=== LISTING ===

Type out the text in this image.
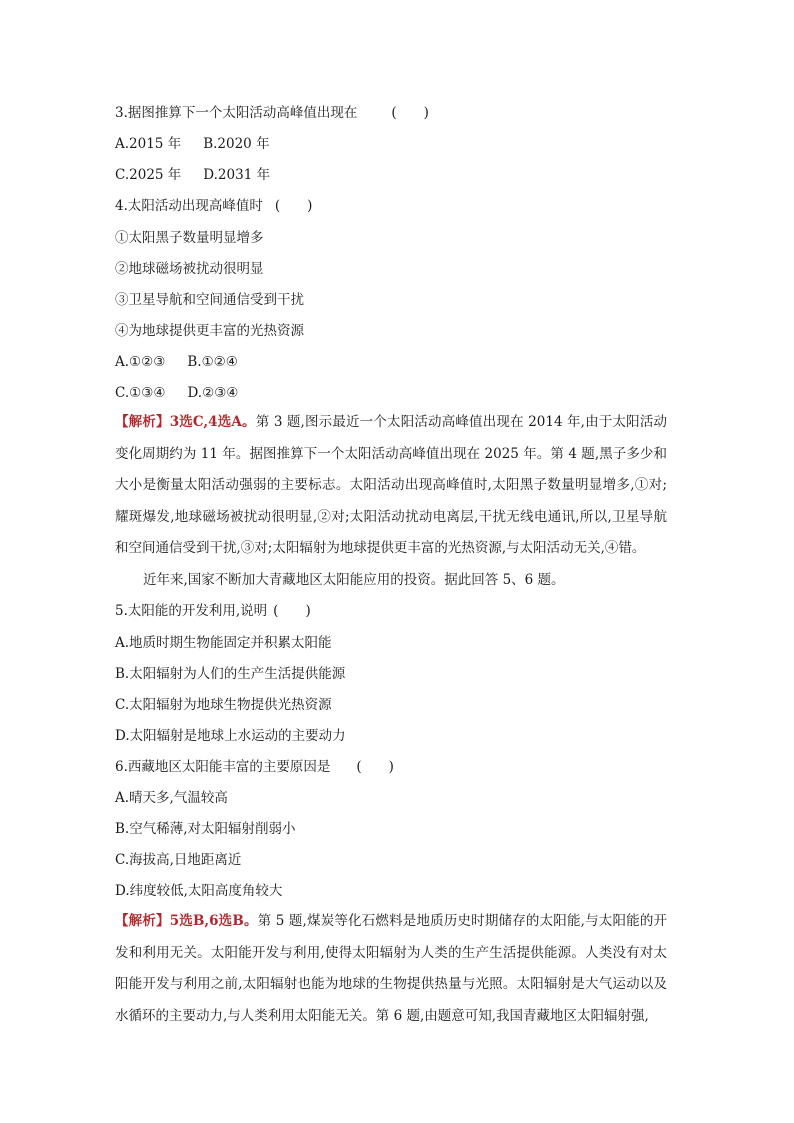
3.据图推算下一个太阳活动高峰值出现在	(　　)
A.2015 年 B.2020 年
C.2025 年 D.2031 年
4.太阳活动出现高峰值时 (　　)
①太阳黑子数量明显增多
②地球磁场被扰动很明显
③卫星导航和空间通信受到干扰
④为地球提供更丰富的光热资源
A.①②③ B.①②④
C.①③④ D.②③④
【解析】3选C,4选A。第 3 题,图示最近一个太阳活动高峰值出现在 2014 年,由于太阳活动变化周期约为 11 年。据图推算下一个太阳活动高峰值出现在 2025 年。第 4 题,黑子多少和大小是衡量太阳活动强弱的主要标志。太阳活动出现高峰值时,太阳黑子数量明显增多,①对;耀斑爆发,地球磁场被扰动很明显,②对;太阳活动扰动电离层,干扰无线电通讯,所以,卫星导航和空间通信受到干扰,③对;太阳辐射为地球提供更丰富的光热资源,与太阳活动无关,④错。
近年来,国家不断加大青藏地区太阳能应用的投资。据此回答 5、6 题。
5.太阳能的开发利用,说明 (　　)
A.地质时期生物能固定并积累太阳能
B.太阳辐射为人们的生产生活提供能源
C.太阳辐射为地球生物提供光热资源
D.太阳辐射是地球上水运动的主要动力
6.西藏地区太阳能丰富的主要原因是 (　　)
A.晴天多,气温较高
B.空气稀薄,对太阳辐射削弱小
C.海拔高,日地距离近
D.纬度较低,太阳高度角较大
【解析】5选B,6选B。第 5 题,煤炭等化石燃料是地质历史时期储存的太阳能,与太阳能的开发和利用无关。太阳能开发与利用,使得太阳辐射为人类的生产生活提供能源。人类没有对太阳能开发与利用之前,太阳辐射也能为地球的生物提供热量与光照。太阳辐射是大气运动以及水循环的主要动力,与人类利用太阳能无关。第 6 题,由题意可知,我国青藏地区太阳辐射强,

=== STATED GOAL ===
Gather, from the listing above, every line carrying the word "据图推算下一个太阳活动高峰值出现在".

=== REPLY TO THE EXERCISE ===
3.据图推算下一个太阳活动高峰值出现在	(　　)
【解析】3选C,4选A。第 3 题,图示最近一个太阳活动高峰值出现在 2014 年,由于太阳活动变化周期约为 11 年。据图推算下一个太阳活动高峰值出现在 2025 年。第 4 题,黑子多少和大小是衡量太阳活动强弱的主要标志。太阳活动出现高峰值时,太阳黑子数量明显增多,①对;耀斑爆发,地球磁场被扰动很明显,②对;太阳活动扰动电离层,干扰无线电通讯,所以,卫星导航和空间通信受到干扰,③对;太阳辐射为地球提供更丰富的光热资源,与太阳活动无关,④错。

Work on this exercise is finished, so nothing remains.